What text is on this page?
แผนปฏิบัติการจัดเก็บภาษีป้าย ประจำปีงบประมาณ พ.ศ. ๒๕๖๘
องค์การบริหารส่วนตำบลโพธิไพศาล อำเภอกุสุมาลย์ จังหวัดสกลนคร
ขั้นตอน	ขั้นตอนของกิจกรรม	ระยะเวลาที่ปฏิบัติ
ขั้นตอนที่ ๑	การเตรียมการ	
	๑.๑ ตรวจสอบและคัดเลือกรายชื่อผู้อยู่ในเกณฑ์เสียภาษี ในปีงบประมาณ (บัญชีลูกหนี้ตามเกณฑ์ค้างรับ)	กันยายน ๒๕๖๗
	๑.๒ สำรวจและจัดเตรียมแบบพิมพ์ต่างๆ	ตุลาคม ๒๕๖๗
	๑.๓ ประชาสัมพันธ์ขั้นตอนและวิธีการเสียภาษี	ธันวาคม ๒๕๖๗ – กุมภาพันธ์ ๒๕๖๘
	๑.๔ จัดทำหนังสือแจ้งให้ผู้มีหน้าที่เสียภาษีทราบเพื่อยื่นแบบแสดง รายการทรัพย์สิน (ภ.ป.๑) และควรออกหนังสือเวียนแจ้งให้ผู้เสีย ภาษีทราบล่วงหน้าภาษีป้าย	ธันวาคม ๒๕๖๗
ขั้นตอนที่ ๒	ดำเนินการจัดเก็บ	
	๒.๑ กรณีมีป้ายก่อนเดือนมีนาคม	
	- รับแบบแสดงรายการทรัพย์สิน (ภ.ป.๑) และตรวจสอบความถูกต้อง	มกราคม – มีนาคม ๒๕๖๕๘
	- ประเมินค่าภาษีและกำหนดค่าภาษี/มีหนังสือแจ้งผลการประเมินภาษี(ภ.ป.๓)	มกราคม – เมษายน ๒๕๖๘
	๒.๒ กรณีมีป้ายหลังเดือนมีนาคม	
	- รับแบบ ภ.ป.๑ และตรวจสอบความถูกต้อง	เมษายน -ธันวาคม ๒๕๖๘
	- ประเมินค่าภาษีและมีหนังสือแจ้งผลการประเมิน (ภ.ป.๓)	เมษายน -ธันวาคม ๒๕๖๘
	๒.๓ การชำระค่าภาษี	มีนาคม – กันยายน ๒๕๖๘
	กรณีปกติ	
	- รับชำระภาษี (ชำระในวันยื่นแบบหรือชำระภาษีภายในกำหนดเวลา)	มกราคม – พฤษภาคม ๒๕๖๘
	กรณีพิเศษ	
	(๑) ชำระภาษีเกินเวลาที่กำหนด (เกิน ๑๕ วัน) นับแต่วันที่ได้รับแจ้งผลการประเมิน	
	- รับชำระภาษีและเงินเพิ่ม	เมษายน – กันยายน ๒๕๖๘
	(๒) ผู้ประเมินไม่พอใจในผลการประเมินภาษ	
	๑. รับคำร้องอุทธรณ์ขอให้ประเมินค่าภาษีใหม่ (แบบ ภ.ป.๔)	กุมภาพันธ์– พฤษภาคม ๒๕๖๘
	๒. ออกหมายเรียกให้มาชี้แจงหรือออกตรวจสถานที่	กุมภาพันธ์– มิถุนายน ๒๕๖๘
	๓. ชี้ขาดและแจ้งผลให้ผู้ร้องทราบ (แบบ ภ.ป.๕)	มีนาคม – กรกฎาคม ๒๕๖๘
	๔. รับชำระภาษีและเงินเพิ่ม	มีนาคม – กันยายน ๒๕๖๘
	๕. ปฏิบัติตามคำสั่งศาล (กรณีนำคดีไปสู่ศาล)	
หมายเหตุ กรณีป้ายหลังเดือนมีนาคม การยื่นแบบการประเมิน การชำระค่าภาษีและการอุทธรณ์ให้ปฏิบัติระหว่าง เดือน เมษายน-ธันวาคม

Directions
Gather every line from the listing above in which the word "ทธรณ" appears.

Answer to this exercise
	๑. รับคำร้องอุทธรณ์ขอให้ประเมินค่าภาษีใหม่ (แบบ ภ.ป.๔)	กุมภาพันธ์– พฤษภาคม ๒๕๖๘
หมายเหตุ กรณีป้ายหลังเดือนมีนาคม การยื่นแบบการประเมิน การชำระค่าภาษีและการอุทธรณ์ให้ปฏิบัติระหว่าง เดือน เมษายน-ธันวาคม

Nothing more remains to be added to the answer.